**INFORMATION SHOWN:**
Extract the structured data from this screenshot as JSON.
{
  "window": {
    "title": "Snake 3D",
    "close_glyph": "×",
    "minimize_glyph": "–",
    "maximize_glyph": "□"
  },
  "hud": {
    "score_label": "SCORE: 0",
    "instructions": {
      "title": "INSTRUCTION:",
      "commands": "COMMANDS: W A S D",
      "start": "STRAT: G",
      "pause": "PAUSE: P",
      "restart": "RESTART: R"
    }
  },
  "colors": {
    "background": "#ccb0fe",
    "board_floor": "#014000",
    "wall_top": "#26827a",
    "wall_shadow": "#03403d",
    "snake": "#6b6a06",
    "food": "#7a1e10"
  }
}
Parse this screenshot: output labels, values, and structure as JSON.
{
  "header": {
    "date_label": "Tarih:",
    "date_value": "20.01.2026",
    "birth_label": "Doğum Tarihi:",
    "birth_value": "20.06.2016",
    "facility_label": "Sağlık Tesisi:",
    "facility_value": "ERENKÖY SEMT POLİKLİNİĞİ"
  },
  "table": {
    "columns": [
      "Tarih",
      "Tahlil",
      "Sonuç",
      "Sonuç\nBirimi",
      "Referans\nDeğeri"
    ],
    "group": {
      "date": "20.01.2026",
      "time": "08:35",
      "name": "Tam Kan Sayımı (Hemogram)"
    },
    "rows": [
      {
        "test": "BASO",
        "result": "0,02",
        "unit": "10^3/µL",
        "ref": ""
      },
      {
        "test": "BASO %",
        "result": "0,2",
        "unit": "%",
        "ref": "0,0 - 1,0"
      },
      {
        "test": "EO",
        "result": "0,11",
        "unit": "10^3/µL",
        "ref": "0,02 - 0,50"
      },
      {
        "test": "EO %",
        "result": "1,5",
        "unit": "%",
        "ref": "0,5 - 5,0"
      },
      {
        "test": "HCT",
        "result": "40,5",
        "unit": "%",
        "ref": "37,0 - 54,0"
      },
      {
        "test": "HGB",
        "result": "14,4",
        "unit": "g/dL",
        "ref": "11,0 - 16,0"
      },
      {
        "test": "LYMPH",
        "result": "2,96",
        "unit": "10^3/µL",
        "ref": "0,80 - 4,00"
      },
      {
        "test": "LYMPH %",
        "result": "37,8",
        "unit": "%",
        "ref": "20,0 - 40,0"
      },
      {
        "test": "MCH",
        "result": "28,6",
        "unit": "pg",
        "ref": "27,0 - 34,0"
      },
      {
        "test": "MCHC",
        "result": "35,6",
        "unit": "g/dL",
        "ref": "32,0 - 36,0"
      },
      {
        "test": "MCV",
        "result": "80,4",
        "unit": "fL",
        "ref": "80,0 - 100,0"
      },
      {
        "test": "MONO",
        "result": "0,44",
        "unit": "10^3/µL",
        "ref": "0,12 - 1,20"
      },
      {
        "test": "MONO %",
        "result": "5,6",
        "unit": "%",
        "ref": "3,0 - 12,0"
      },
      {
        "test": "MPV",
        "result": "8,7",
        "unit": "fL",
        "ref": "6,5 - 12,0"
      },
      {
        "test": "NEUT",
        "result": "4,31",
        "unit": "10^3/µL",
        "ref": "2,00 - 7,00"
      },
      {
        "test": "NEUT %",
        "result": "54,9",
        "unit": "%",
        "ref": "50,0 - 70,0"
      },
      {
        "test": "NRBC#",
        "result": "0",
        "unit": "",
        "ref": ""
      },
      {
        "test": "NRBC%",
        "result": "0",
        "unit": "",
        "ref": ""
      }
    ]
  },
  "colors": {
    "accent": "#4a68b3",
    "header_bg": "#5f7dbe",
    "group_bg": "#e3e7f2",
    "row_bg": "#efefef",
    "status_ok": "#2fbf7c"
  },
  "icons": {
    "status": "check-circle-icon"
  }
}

**WHAT TO DO:**
Write out every entry again, keeping each line exactly the same.

**ANSWER FOR THE TASK:**
Extract the structured data from this screenshot as JSON.
{
  "window": {
    "title": "Snake 3D",
    "close_glyph": "×",
    "minimize_glyph": "–",
    "maximize_glyph": "□"
  },
  "hud": {
    "score_label": "SCORE: 0",
    "instructions": {
      "title": "INSTRUCTION:",
      "commands": "COMMANDS: W A S D",
      "start": "STRAT: G",
      "pause": "PAUSE: P",
      "restart": "RESTART: R"
    }
  },
  "colors": {
    "background": "#ccb0fe",
    "board_floor": "#014000",
    "wall_top": "#26827a",
    "wall_shadow": "#03403d",
    "snake": "#6b6a06",
    "food": "#7a1e10"
  }
}
Parse this screenshot: output labels, values, and structure as JSON.
{
  "header": {
    "date_label": "Tarih:",
    "date_value": "20.01.2026",
    "birth_label": "Doğum Tarihi:",
    "birth_value": "20.06.2016",
    "facility_label": "Sağlık Tesisi:",
    "facility_value": "ERENKÖY SEMT POLİKLİNİĞİ"
  },
  "table": {
    "columns": [
      "Tarih",
      "Tahlil",
      "Sonuç",
      "Sonuç\nBirimi",
      "Referans\nDeğeri"
    ],
    "group": {
      "date": "20.01.2026",
      "time": "08:35",
      "name": "Tam Kan Sayımı (Hemogram)"
    },
    "rows": [
      {
        "test": "BASO",
        "result": "0,02",
        "unit": "10^3/µL",
        "ref": ""
      },
      {
        "test": "BASO %",
        "result": "0,2",
        "unit": "%",
        "ref": "0,0 - 1,0"
      },
      {
        "test": "EO",
        "result": "0,11",
        "unit": "10^3/µL",
        "ref": "0,02 - 0,50"
      },
      {
        "test": "EO %",
        "result": "1,5",
        "unit": "%",
        "ref": "0,5 - 5,0"
      },
      {
        "test": "HCT",
        "result": "40,5",
        "unit": "%",
        "ref": "37,0 - 54,0"
      },
      {
        "test": "HGB",
        "result": "14,4",
        "unit": "g/dL",
        "ref": "11,0 - 16,0"
      },
      {
        "test": "LYMPH",
        "result": "2,96",
        "unit": "10^3/µL",
        "ref": "0,80 - 4,00"
      },
      {
        "test": "LYMPH %",
        "result": "37,8",
        "unit": "%",
        "ref": "20,0 - 40,0"
      },
      {
        "test": "MCH",
        "result": "28,6",
        "unit": "pg",
        "ref": "27,0 - 34,0"
      },
      {
        "test": "MCHC",
        "result": "35,6",
        "unit": "g/dL",
        "ref": "32,0 - 36,0"
      },
      {
        "test": "MCV",
        "result": "80,4",
        "unit": "fL",
        "ref": "80,0 - 100,0"
      },
      {
        "test": "MONO",
        "result": "0,44",
        "unit": "10^3/µL",
        "ref": "0,12 - 1,20"
      },
      {
        "test": "MONO %",
        "result": "5,6",
        "unit": "%",
        "ref": "3,0 - 12,0"
      },
      {
        "test": "MPV",
        "result": "8,7",
        "unit": "fL",
        "ref": "6,5 - 12,0"
      },
      {
        "test": "NEUT",
        "result": "4,31",
        "unit": "10^3/µL",
        "ref": "2,00 - 7,00"
      },
      {
        "test": "NEUT %",
        "result": "54,9",
        "unit": "%",
        "ref": "50,0 - 70,0"
      },
      {
        "test": "NRBC#",
        "result": "0",
        "unit": "",
        "ref": ""
      },
      {
        "test": "NRBC%",
        "result": "0",
        "unit": "",
        "ref": ""
      }
    ]
  },
  "colors": {
    "accent": "#4a68b3",
    "header_bg": "#5f7dbe",
    "group_bg": "#e3e7f2",
    "row_bg": "#efefef",
    "status_ok": "#2fbf7c"
  },
  "icons": {
    "status": "check-circle-icon"
  }
}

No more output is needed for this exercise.